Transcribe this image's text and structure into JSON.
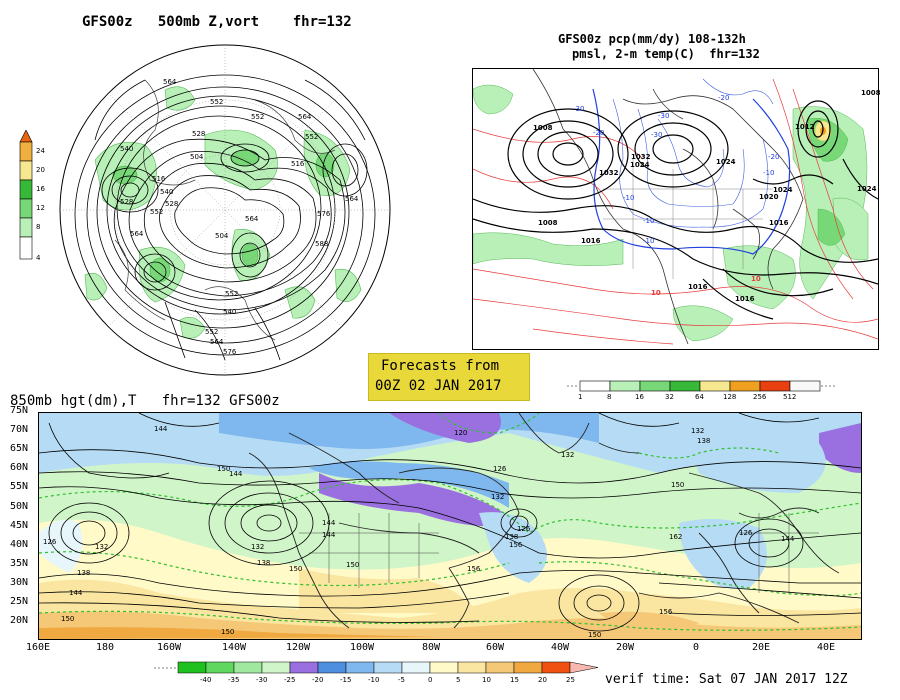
{
  "panels": {
    "top_left": {
      "title": "GFS00z   500mb Z,vort    fhr=132",
      "colorbar": {
        "ticks": [
          "24",
          "20",
          "16",
          "12",
          "8",
          "4"
        ],
        "colors": [
          "#e86410",
          "#f0b040",
          "#f5e890",
          "#38b838",
          "#78d878",
          "#b8f0b8",
          "#ffffff"
        ]
      },
      "contour_labels": [
        "564",
        "552",
        "552",
        "564",
        "528",
        "552",
        "504",
        "516",
        "540",
        "528",
        "540",
        "516",
        "552",
        "564",
        "576",
        "564",
        "504",
        "552",
        "540",
        "552",
        "564",
        "576",
        "588",
        "564",
        "528"
      ]
    },
    "top_right": {
      "title_line1": "GFS00z pcp(mm/dy) 108-132h",
      "title_line2": "pmsl, 2-m temp(C)  fhr=132",
      "colorbar": {
        "ticks": [
          "1",
          "8",
          "16",
          "32",
          "64",
          "128",
          "256",
          "512"
        ],
        "colors": [
          "#ffffff",
          "#b8f0b8",
          "#78d878",
          "#38b838",
          "#f5e890",
          "#f0a020",
          "#e84010",
          "#f8f8f8"
        ]
      },
      "contour_labels": [
        "1032",
        "1024",
        "1012",
        "1008",
        "1032",
        "1024",
        "1008",
        "1016",
        "1024",
        "1016",
        "1008",
        "1016",
        "1024",
        "1016",
        "1020"
      ],
      "temp_labels": [
        "-30",
        "-20",
        "-10",
        "-30",
        "-20",
        "-10",
        "-20",
        "-10",
        "10",
        "-10",
        "10",
        "-30"
      ]
    },
    "bottom": {
      "title": "850mb hgt(dm),T   fhr=132 GFS00z",
      "lat_labels": [
        "75N",
        "70N",
        "65N",
        "60N",
        "55N",
        "50N",
        "45N",
        "40N",
        "35N",
        "30N",
        "25N",
        "20N"
      ],
      "lon_labels": [
        "160E",
        "180",
        "160W",
        "140W",
        "120W",
        "100W",
        "80W",
        "60W",
        "40W",
        "20W",
        "0",
        "20E",
        "40E"
      ],
      "contour_labels": [
        "144",
        "126",
        "120",
        "126",
        "132",
        "138",
        "132",
        "144",
        "150",
        "132",
        "150",
        "132",
        "138",
        "144",
        "150",
        "144",
        "150",
        "156",
        "162",
        "150",
        "156",
        "144",
        "126",
        "138",
        "150",
        "132",
        "126",
        "156",
        "138",
        "144",
        "150"
      ],
      "colorbar": {
        "ticks": [
          "-40",
          "-35",
          "-30",
          "-25",
          "-20",
          "-15",
          "-10",
          "-5",
          "0",
          "5",
          "10",
          "15",
          "20",
          "25"
        ],
        "colors": [
          "#20c020",
          "#60d860",
          "#a0e8a0",
          "#d0f5c8",
          "#9a70e0",
          "#4f8fe0",
          "#7fb8ee",
          "#b6dcf5",
          "#e6f6fa",
          "#fffac8",
          "#fae6a0",
          "#f5c878",
          "#f0a840",
          "#f05010"
        ]
      }
    }
  },
  "forecast_box": {
    "line1": "Forecasts from",
    "line2": "00Z 02 JAN 2017"
  },
  "verif_time": "verif time: Sat 07 JAN 2017 12Z"
}
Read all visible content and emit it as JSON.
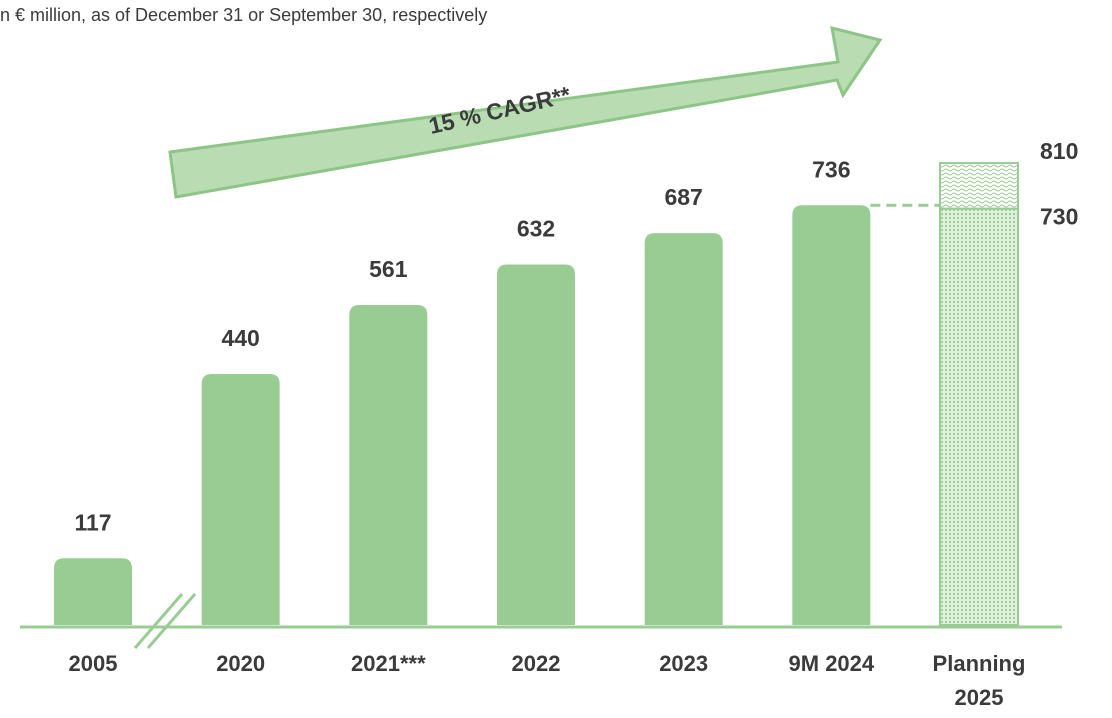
{
  "chart_data": {
    "type": "bar",
    "subtitle": "n € million, as of December 31 or September 30, respectively",
    "annotation": "15 % CAGR**",
    "categories": [
      "2005",
      "2020",
      "2021***",
      "2022",
      "2023",
      "9M 2024",
      "Planning 2025"
    ],
    "values": [
      117,
      440,
      561,
      632,
      687,
      736,
      730
    ],
    "planning_high": 810,
    "color": "#99cc93"
  }
}
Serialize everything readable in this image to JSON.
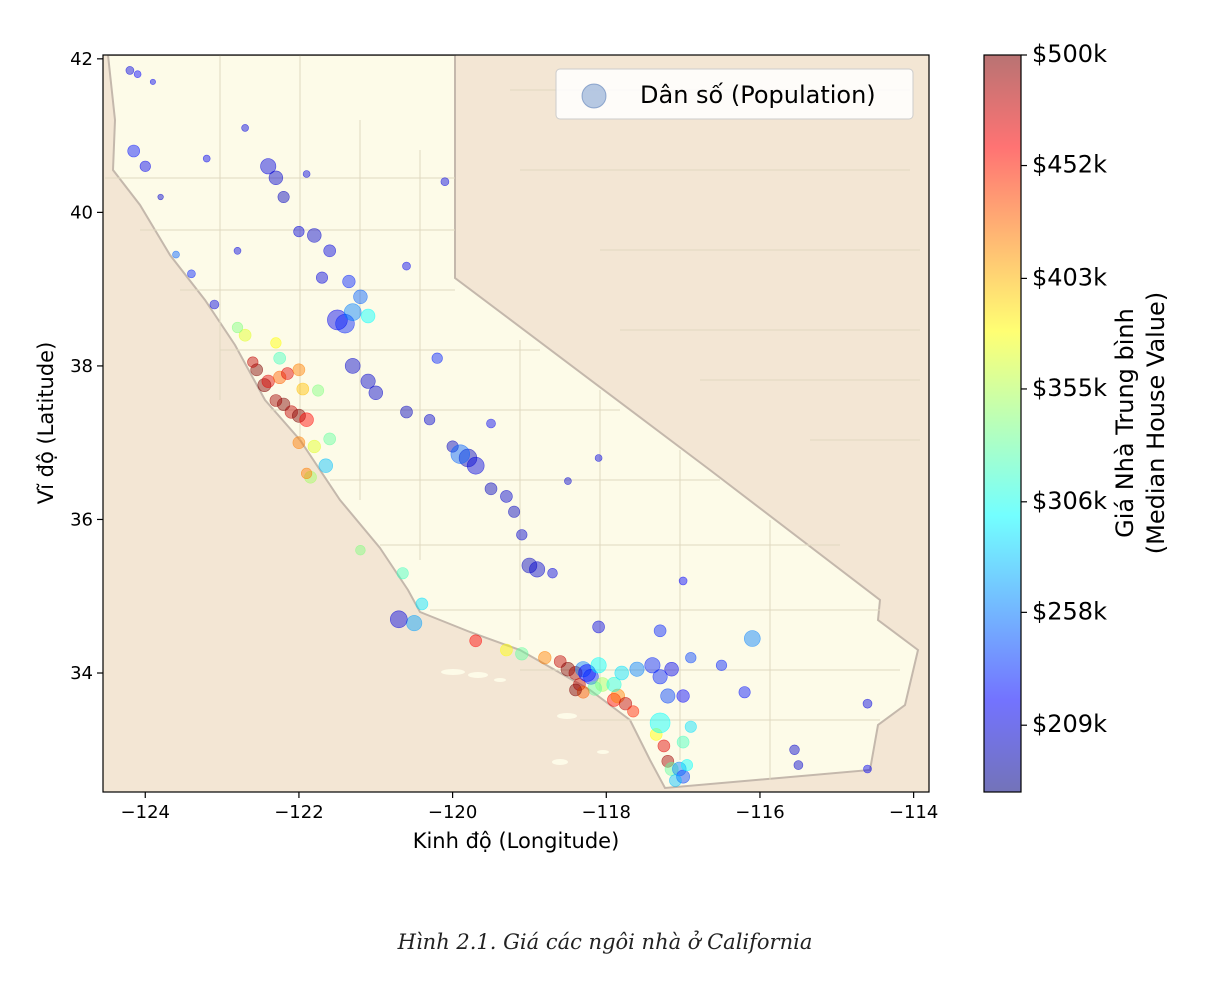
☆ ☆ ☆ ☆
▶ **WORK INSTRUCTIONS**
Reproduce every entry exactly, but omit each picture.

▶ **SOLUTION TO THIS PROBLEM**
Transcribe this image's text and structure into JSON.
{
  "panels": {
    "top_left": {
      "title": "GFS00z   500mb Z,vort    fhr=132",
      "colorbar": {
        "ticks": [
          "24",
          "20",
          "16",
          "12",
          "8",
          "4"
        ],
        "colors": [
          "#e86410",
          "#f0b040",
          "#f5e890",
          "#38b838",
          "#78d878",
          "#b8f0b8",
          "#ffffff"
        ]
      },
      "contour_labels": [
        "564",
        "552",
        "552",
        "564",
        "528",
        "552",
        "504",
        "516",
        "540",
        "528",
        "540",
        "516",
        "552",
        "564",
        "576",
        "564",
        "504",
        "552",
        "540",
        "552",
        "564",
        "576",
        "588",
        "564",
        "528"
      ]
    },
    "top_right": {
      "title_line1": "GFS00z pcp(mm/dy) 108-132h",
      "title_line2": "pmsl, 2-m temp(C)  fhr=132",
      "colorbar": {
        "ticks": [
          "1",
          "8",
          "16",
          "32",
          "64",
          "128",
          "256",
          "512"
        ],
        "colors": [
          "#ffffff",
          "#b8f0b8",
          "#78d878",
          "#38b838",
          "#f5e890",
          "#f0a020",
          "#e84010",
          "#f8f8f8"
        ]
      },
      "contour_labels": [
        "1032",
        "1024",
        "1012",
        "1008",
        "1032",
        "1024",
        "1008",
        "1016",
        "1024",
        "1016",
        "1008",
        "1016",
        "1024",
        "1016",
        "1020"
      ],
      "temp_labels": [
        "-30",
        "-20",
        "-10",
        "-30",
        "-20",
        "-10",
        "-20",
        "-10",
        "10",
        "-10",
        "10",
        "-30"
      ]
    },
    "bottom": {
      "title": "850mb hgt(dm),T   fhr=132 GFS00z",
      "lat_labels": [
        "75N",
        "70N",
        "65N",
        "60N",
        "55N",
        "50N",
        "45N",
        "40N",
        "35N",
        "30N",
        "25N",
        "20N"
      ],
      "lon_labels": [
        "160E",
        "180",
        "160W",
        "140W",
        "120W",
        "100W",
        "80W",
        "60W",
        "40W",
        "20W",
        "0",
        "20E",
        "40E"
      ],
      "contour_labels": [
        "144",
        "126",
        "120",
        "126",
        "132",
        "138",
        "132",
        "144",
        "150",
        "132",
        "150",
        "132",
        "138",
        "144",
        "150",
        "144",
        "150",
        "156",
        "162",
        "150",
        "156",
        "144",
        "126",
        "138",
        "150",
        "132",
        "126",
        "156",
        "138",
        "144",
        "150"
      ],
      "colorbar": {
        "ticks": [
          "-40",
          "-35",
          "-30",
          "-25",
          "-20",
          "-15",
          "-10",
          "-5",
          "0",
          "5",
          "10",
          "15",
          "20",
          "25"
        ],
        "colors": [
          "#20c020",
          "#60d860",
          "#a0e8a0",
          "#d0f5c8",
          "#9a70e0",
          "#4f8fe0",
          "#7fb8ee",
          "#b6dcf5",
          "#e6f6fa",
          "#fffac8",
          "#fae6a0",
          "#f5c878",
          "#f0a840",
          "#f05010"
        ]
      }
    }
  },
  "forecast_box": {
    "line1": "Forecasts from",
    "line2": "00Z 02 JAN 2017"
  },
  "verif_time": "verif time: Sat 07 JAN 2017 12Z"
}
Read all visible content and emit it as JSON.
{
  "chart_data": {
    "type": "bar",
    "subtitle": "n € million, as of December 31 or September 30, respectively",
    "annotation": "15 % CAGR**",
    "categories": [
      "2005",
      "2020",
      "2021***",
      "2022",
      "2023",
      "9M 2024",
      "Planning 2025"
    ],
    "values": [
      117,
      440,
      561,
      632,
      687,
      736,
      730
    ],
    "planning_high": 810,
    "color": "#99cc93"
  }
}
Serialize everything readable in this image to JSON.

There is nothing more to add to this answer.